Problem description:
Without the pictures, can you quote each line below exactly?

Dataset entries
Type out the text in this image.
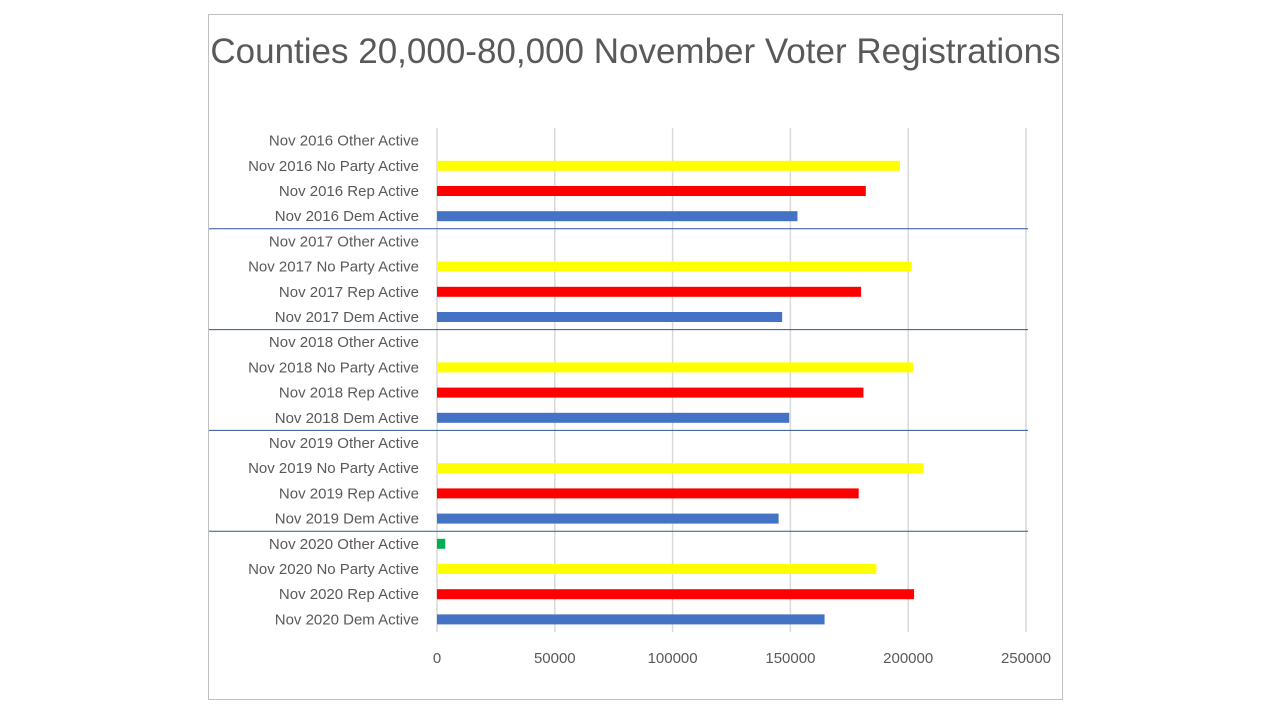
Counties 20,000-80,000 November Voter Registrations
Nov 2016 Other Active
Nov 2016 No Party Active
Nov 2016 Rep Active
Nov 2016 Dem Active
Nov 2017 Other Active
Nov 2017 No Party Active
Nov 2017 Rep Active
Nov 2017 Dem Active
Nov 2018 Other Active
Nov 2018 No Party Active
Nov 2018 Rep Active
Nov 2018 Dem Active
Nov 2019 Other Active
Nov 2019 No Party Active
Nov 2019 Rep Active
Nov 2019 Dem Active
Nov 2020 Other Active
Nov 2020 No Party Active
Nov 2020 Rep Active
Nov 2020 Dem Active
0	50000	100000	150000	200000	250000
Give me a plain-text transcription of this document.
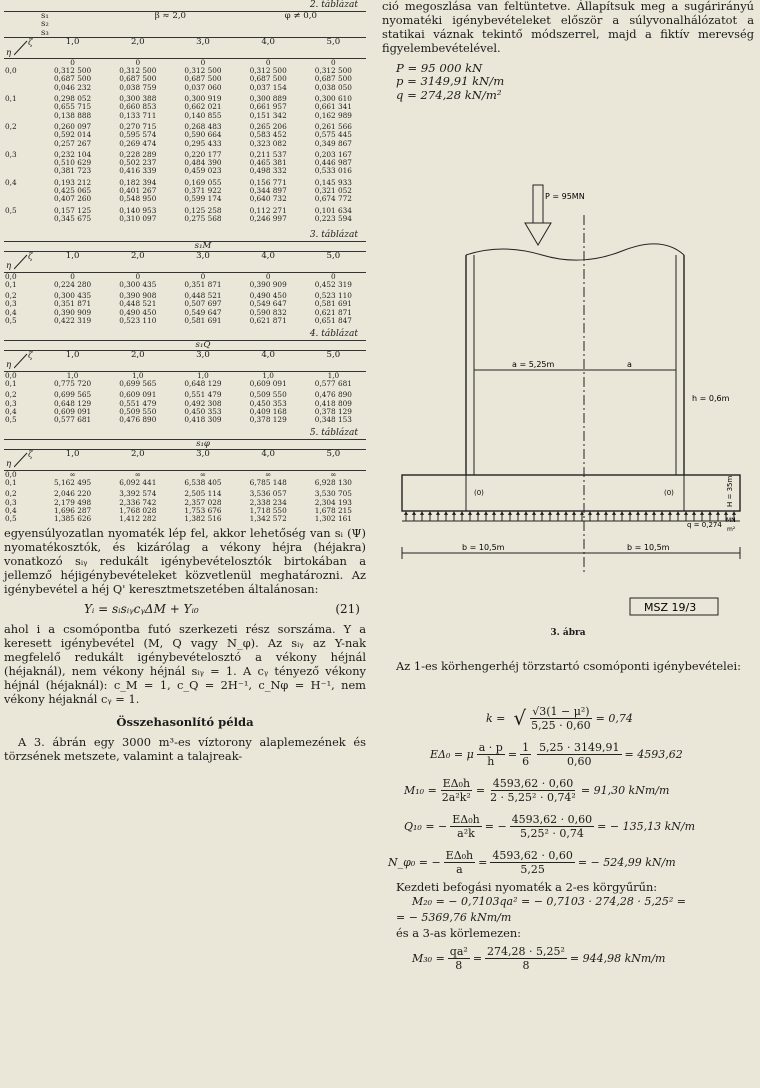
2. táblázat
	s₁
s₂
s₃	β ≈ 2,0		φ ≠ 0,0	

η
ζ	1,0	2,0	3,0	4,0	5,0
	0	0	0	0	0
0,0	0,312 500	0,312 500	0,312 500	0,312 500	0,312 500
	0,687 500	0,687 500	0,687 500	0,687 500	0,687 500
	0,046 232	0,038 759	0,037 060	0,037 154	0,038 050

0,1	0,298 052	0,300 388	0,300 919	0,300 889	0,300 610
	0,655 715	0,660 853	0,662 021	0,661 957	0,661 341
	0,138 888	0,133 711	0,140 855	0,151 342	0,162 989

0,2	0,260 097	0,270 715	0,268 483	0,265 206	0,261 566
	0,592 014	0,595 574	0,590 664	0,583 452	0,575 445
	0,257 267	0,269 474	0,295 433	0,323 082	0,349 867

0,3	0,232 104	0,228 289	0,220 177	0,211 537	0,203 167
	0,510 629	0,502 237	0,484 390	0,465 381	0,446 987
	0,381 723	0,416 339	0,459 023	0,498 332	0,533 016

0,4	0,193 212	0,182 394	0,169 055	0,156 771	0,145 933
	0,425 065	0,401 267	0,371 922	0,344 897	0,321 052
	0,407 260	0,548 950	0,599 174	0,640 732	0,674 772

0,5	0,157 125	0,140 953	0,125 258	0,112 271	0,101 634
	0,345 675	0,310 097	0,275 568	0,246 997	0,223 594

3. táblázat
	s₁M				

η
ζ	1,0	2,0	3,0	4,0	5,0
0,0	0	0	0	0	0
0,1	0,224 280	0,300 435	0,351 871	0,390 909	0,452 319

0,2	0,300 435	0,390 908	0,448 521	0,490 450	0,523 110
0,3	0,351 871	0,448 521	0,507 697	0,549 647	0,581 691
0,4	0,390 909	0,490 450	0,549 647	0,590 832	0,621 871
0,5	0,422 319	0,523 110	0,581 691	0,621 871	0,651 847
4. táblázat
	s₁Q				

η
ζ	1,0	2,0	3,0	4,0	5,0
0,0	1,0	1,0	1,0	1,0	1,0
0,1	0,775 720	0,699 565	0,648 129	0,609 091	0,577 681

0,2	0,699 565	0,609 091	0,551 479	0,509 550	0,476 890
0,3	0,648 129	0,551 479	0,492 308	0,450 353	0,418 809
0,4	0,609 091	0,509 550	0,450 353	0,409 168	0,378 129
0,5	0,577 681	0,476 890	0,418 309	0,378 129	0,348 153
5. táblázat
	s₁φ				

η
ζ	1,0	2,0	3,0	4,0	5,0
0,0	∞	∞	∞	∞	∞
0,1	5,162 495	6,092 441	6,538 405	6,785 148	6,928 130

0,2	2,046 220	3,392 574	2,505 114	3,536 057	3,530 705
0,3	2,179 498	2,336 742	2,357 028	2,338 234	2,304 193
0,4	1,696 287	1,768 028	1,753 676	1,718 550	1,678 215
0,5	1,385 626	1,412 282	1,382 516	1,342 572	1,302 161

egyensúlyozatlan nyomaték lép fel, akkor lehetőség van sᵢ (Ψ) nyomatékosztók, és kizárólag a vékony héjra (héjakra) vonatkozó sᵢᵧ redukált igénybevételosztók birtokában a jellemző héjigénybevételeket közvetlenül meghatározni. Az igénybevétel a héj Q' keresztmetszetében általánosan:

Yᵢ = sᵢsᵢᵧcᵧΔM + Yᵢ₀	(21)

ahol i a csomópontba futó szerkezeti rész sorszáma. Y a keresett igénybevétel (M, Q vagy N_φ). Az sᵢᵧ az Y-nak megfelelő redukált igénybevételosztó a vékony héjnál (héjaknál), nem vékony héjnál sᵢᵧ = 1. A cᵧ tényező vékony héjnál (héjaknál): c_M = 1, c_Q = 2H⁻¹, c_Nφ = H⁻¹, nem vékony héjaknál cᵧ = 1.

Összehasonlító példa

A 3. ábrán egy 3000 m³-es víztorony alaplemezének és törzsének metszete, valamint a talajreak-

ció megoszlása van feltüntetve. Állapítsuk meg a sugárirányú nyomatéki igénybevételeket először a súlyvonalhálózatot a statikai váznak tekintő módszerrel, majd a fiktív merevség figyelembevételével.
P = 95 000 kN
p = 3149,91 kN/m
q = 274,28 kN/m²
P = 95MN
a = 5,25m	a
h = 0,6m
(0)	(0)	H = 35m
q = 0,274
MN
m²
b = 10,5m	b = 10,5m
MSZ 19/3
3. ábra
Az 1-es körhengerhéj törzstartó csomóponti igénybevételei:
k = √ $\frac{\text{√3(1 − μ²)}}{5,25 \cdot 0,60} = 0,74$
EΔ₀ = μ $\frac{a \cdot p}{h} = \frac{1}{6} \frac{5,25 \cdot 3149,91}{0,60} = 4593,62$
$M_{10} = \frac{\text{EΔ₀h}}{\text{2a²k²}} = \frac{4593,62 \cdot 0,60}{\text{2 · 5,25² · 0,74²}} = 91,30$ kNm/m
Q₁₀ = − $\frac{\text{EΔ₀h}}{\text{a²k}}$ = − $\frac{4593,62 \cdot 0,60}{\text{5,25² · 0,74}}$ = − 135,13 kN/m
N_φ₀ = − $\frac{\text{EΔ₀h}}{a} = \frac{4593,62 \cdot 0,60}{5,25}$ = − 524,99 kN/m
Kezdeti befogási nyomaték a 2-es körgyűrűn:
M₂₀ = − 0,7103qa² = − 0,7103 · 274,28 · 5,25² =
= − 5369,76 kNm/m
és a 3-as körlemezen:
$M_{30} = \frac{\text{qa²}}{8} = \frac{\text{274,28 · 5,25²}}{8} = 944,98$ kNm/m
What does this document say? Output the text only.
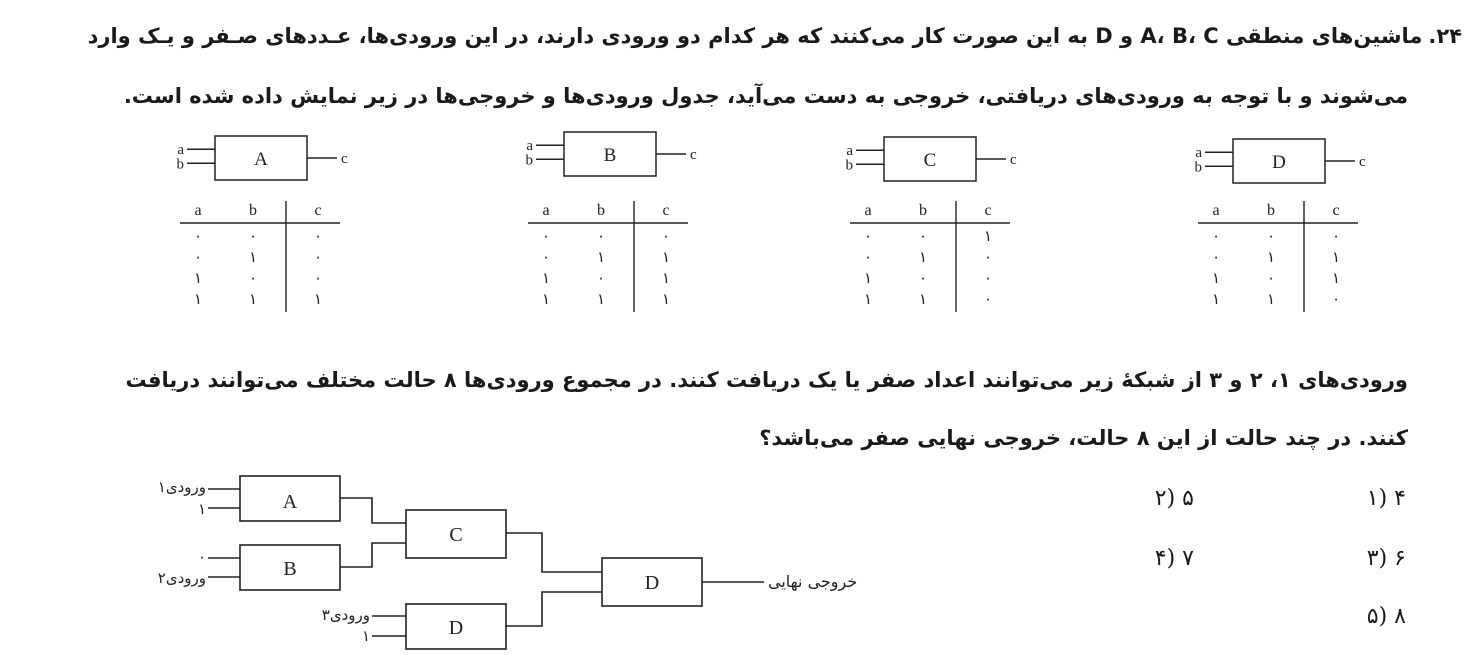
۲۴.ماشین‌های منطقی A، B، C و D به این صورت کار می‌کنند که هر کدام دو ورودی دارند، در این ورودی‌ها، عـددهای صـفر و یـک وارد
می‌شوند و با توجه به ورودی‌های دریافتی، خروجی به دست می‌آید، جدول ورودی‌ها و خروجی‌ها در زیر نمایش داده شده است.
ورودی‌های ۱، ۲ و ۳ از شبکهٔ زیر می‌توانند اعداد صفر یا یک دریافت کنند. در مجموع ورودی‌ها ۸ حالت مختلف می‌توانند دریافت
کنند. در چند حالت از این ۸ حالت، خروجی نهایی صفر می‌باشد؟
A
a
b	c
a	b	c
۰	۰	۰
۰	۱	۰
۱	۰	۰
۱	۱	۱
B
a
b	c
a	b	c
۰	۰	۰
۰	۱	۱
۱	۰	۱
۱	۱	۱
C
a
b	c
a	b	c
۰	۰	۱
۰	۱	۰
۱	۰	۰
۱	۱	۰
D
a
b	c
a	b	c
۰	۰	۰
۰	۱	۱
۱	۰	۱
۱	۱	۰
A
ورودی۱
۱
B
۰
ورودی۲
C
D
ورودی۳
۱
D	خروجی نهایی
۴ (۱
۵ (۲
۶ (۳
۷ (۴
۸ (۵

Reply to the task:
Type out the text in this image.
Counties 20,000-80,000 November Voter Registrations
Nov 2016 Other Active
Nov 2016 No Party Active
Nov 2016 Rep Active
Nov 2016 Dem Active
Nov 2017 Other Active
Nov 2017 No Party Active
Nov 2017 Rep Active
Nov 2017 Dem Active
Nov 2018 Other Active
Nov 2018 No Party Active
Nov 2018 Rep Active
Nov 2018 Dem Active
Nov 2019 Other Active
Nov 2019 No Party Active
Nov 2019 Rep Active
Nov 2019 Dem Active
Nov 2020 Other Active
Nov 2020 No Party Active
Nov 2020 Rep Active
Nov 2020 Dem Active
0	50000	100000	150000	200000	250000
Give me a plain-text transcription of this document.
2. táblázat
	s₁
s₂
s₃	β ≈ 2,0		φ ≠ 0,0	

η
ζ	1,0	2,0	3,0	4,0	5,0
	0	0	0	0	0
0,0	0,312 500	0,312 500	0,312 500	0,312 500	0,312 500
	0,687 500	0,687 500	0,687 500	0,687 500	0,687 500
	0,046 232	0,038 759	0,037 060	0,037 154	0,038 050

0,1	0,298 052	0,300 388	0,300 919	0,300 889	0,300 610
	0,655 715	0,660 853	0,662 021	0,661 957	0,661 341
	0,138 888	0,133 711	0,140 855	0,151 342	0,162 989

0,2	0,260 097	0,270 715	0,268 483	0,265 206	0,261 566
	0,592 014	0,595 574	0,590 664	0,583 452	0,575 445
	0,257 267	0,269 474	0,295 433	0,323 082	0,349 867

0,3	0,232 104	0,228 289	0,220 177	0,211 537	0,203 167
	0,510 629	0,502 237	0,484 390	0,465 381	0,446 987
	0,381 723	0,416 339	0,459 023	0,498 332	0,533 016

0,4	0,193 212	0,182 394	0,169 055	0,156 771	0,145 933
	0,425 065	0,401 267	0,371 922	0,344 897	0,321 052
	0,407 260	0,548 950	0,599 174	0,640 732	0,674 772

0,5	0,157 125	0,140 953	0,125 258	0,112 271	0,101 634
	0,345 675	0,310 097	0,275 568	0,246 997	0,223 594

3. táblázat
	s₁M				

η
ζ	1,0	2,0	3,0	4,0	5,0
0,0	0	0	0	0	0
0,1	0,224 280	0,300 435	0,351 871	0,390 909	0,452 319

0,2	0,300 435	0,390 908	0,448 521	0,490 450	0,523 110
0,3	0,351 871	0,448 521	0,507 697	0,549 647	0,581 691
0,4	0,390 909	0,490 450	0,549 647	0,590 832	0,621 871
0,5	0,422 319	0,523 110	0,581 691	0,621 871	0,651 847
4. táblázat
	s₁Q				

η
ζ	1,0	2,0	3,0	4,0	5,0
0,0	1,0	1,0	1,0	1,0	1,0
0,1	0,775 720	0,699 565	0,648 129	0,609 091	0,577 681

0,2	0,699 565	0,609 091	0,551 479	0,509 550	0,476 890
0,3	0,648 129	0,551 479	0,492 308	0,450 353	0,418 809
0,4	0,609 091	0,509 550	0,450 353	0,409 168	0,378 129
0,5	0,577 681	0,476 890	0,418 309	0,378 129	0,348 153
5. táblázat
	s₁φ				

η
ζ	1,0	2,0	3,0	4,0	5,0
0,0	∞	∞	∞	∞	∞
0,1	5,162 495	6,092 441	6,538 405	6,785 148	6,928 130

0,2	2,046 220	3,392 574	2,505 114	3,536 057	3,530 705
0,3	2,179 498	2,336 742	2,357 028	2,338 234	2,304 193
0,4	1,696 287	1,768 028	1,753 676	1,718 550	1,678 215
0,5	1,385 626	1,412 282	1,382 516	1,342 572	1,302 161

egyensúlyozatlan nyomaték lép fel, akkor lehetőség van sᵢ (Ψ) nyomatékosztók, és kizárólag a vékony héjra (héjakra) vonatkozó sᵢᵧ redukált igénybevételosztók birtokában a jellemző héjigénybevételeket közvetlenül meghatározni. Az igénybevétel a héj Q' keresztmetszetében általánosan:

Yᵢ = sᵢsᵢᵧcᵧΔM + Yᵢ₀	(21)

ahol i a csomópontba futó szerkezeti rész sorszáma. Y a keresett igénybevétel (M, Q vagy N_φ). Az sᵢᵧ az Y-nak megfelelő redukált igénybevételosztó a vékony héjnál (héjaknál), nem vékony héjnál sᵢᵧ = 1. A cᵧ tényező vékony héjnál (héjaknál): c_M = 1, c_Q = 2H⁻¹, c_Nφ = H⁻¹, nem vékony héjaknál cᵧ = 1.

Összehasonlító példa

A 3. ábrán egy 3000 m³-es víztorony alaplemezének és törzsének metszete, valamint a talajreak-

ció megoszlása van feltüntetve. Állapítsuk meg a sugárirányú nyomatéki igénybevételeket először a súlyvonalhálózatot a statikai váznak tekintő módszerrel, majd a fiktív merevség figyelembevételével.
P = 95 000 kN
p = 3149,91 kN/m
q = 274,28 kN/m²
P = 95MN
a = 5,25m	a
h = 0,6m
(0)	(0)	H = 35m
q = 0,274
MN
m²
b = 10,5m	b = 10,5m
MSZ 19/3
3. ábra
Az 1-es körhengerhéj törzstartó csomóponti igénybevételei:
k = √ $\frac{\text{√3(1 − μ²)}}{5,25 \cdot 0,60} = 0,74$
EΔ₀ = μ $\frac{a \cdot p}{h} = \frac{1}{6} \frac{5,25 \cdot 3149,91}{0,60} = 4593,62$
$M_{10} = \frac{\text{EΔ₀h}}{\text{2a²k²}} = \frac{4593,62 \cdot 0,60}{\text{2 · 5,25² · 0,74²}} = 91,30$ kNm/m
Q₁₀ = − $\frac{\text{EΔ₀h}}{\text{a²k}}$ = − $\frac{4593,62 \cdot 0,60}{\text{5,25² · 0,74}}$ = − 135,13 kN/m
N_φ₀ = − $\frac{\text{EΔ₀h}}{a} = \frac{4593,62 \cdot 0,60}{5,25}$ = − 524,99 kN/m
Kezdeti befogási nyomaték a 2-es körgyűrűn:
M₂₀ = − 0,7103qa² = − 0,7103 · 274,28 · 5,25² =
= − 5369,76 kNm/m
és a 3-as körlemezen:
$M_{30} = \frac{\text{qa²}}{8} = \frac{\text{274,28 · 5,25²}}{8} = 944,98$ kNm/m
What does this document say? Output the text only.
۲۴.ماشین‌های منطقی A، B، C و D به این صورت کار می‌کنند که هر کدام دو ورودی دارند، در این ورودی‌ها، عـددهای صـفر و یـک وارد
می‌شوند و با توجه به ورودی‌های دریافتی، خروجی به دست می‌آید، جدول ورودی‌ها و خروجی‌ها در زیر نمایش داده شده است.
ورودی‌های ۱، ۲ و ۳ از شبکهٔ زیر می‌توانند اعداد صفر یا یک دریافت کنند. در مجموع ورودی‌ها ۸ حالت مختلف می‌توانند دریافت
کنند. در چند حالت از این ۸ حالت، خروجی نهایی صفر می‌باشد؟
A
a
b	c
a	b	c
۰	۰	۰
۰	۱	۰
۱	۰	۰
۱	۱	۱
B
a
b	c
a	b	c
۰	۰	۰
۰	۱	۱
۱	۰	۱
۱	۱	۱
C
a
b	c
a	b	c
۰	۰	۱
۰	۱	۰
۱	۰	۰
۱	۱	۰
D
a
b	c
a	b	c
۰	۰	۰
۰	۱	۱
۱	۰	۱
۱	۱	۰
A
ورودی۱
۱
B
۰
ورودی۲
C
D
ورودی۳
۱
D	خروجی نهایی
۴ (۱
۵ (۲
۶ (۳
۷ (۴
۸ (۵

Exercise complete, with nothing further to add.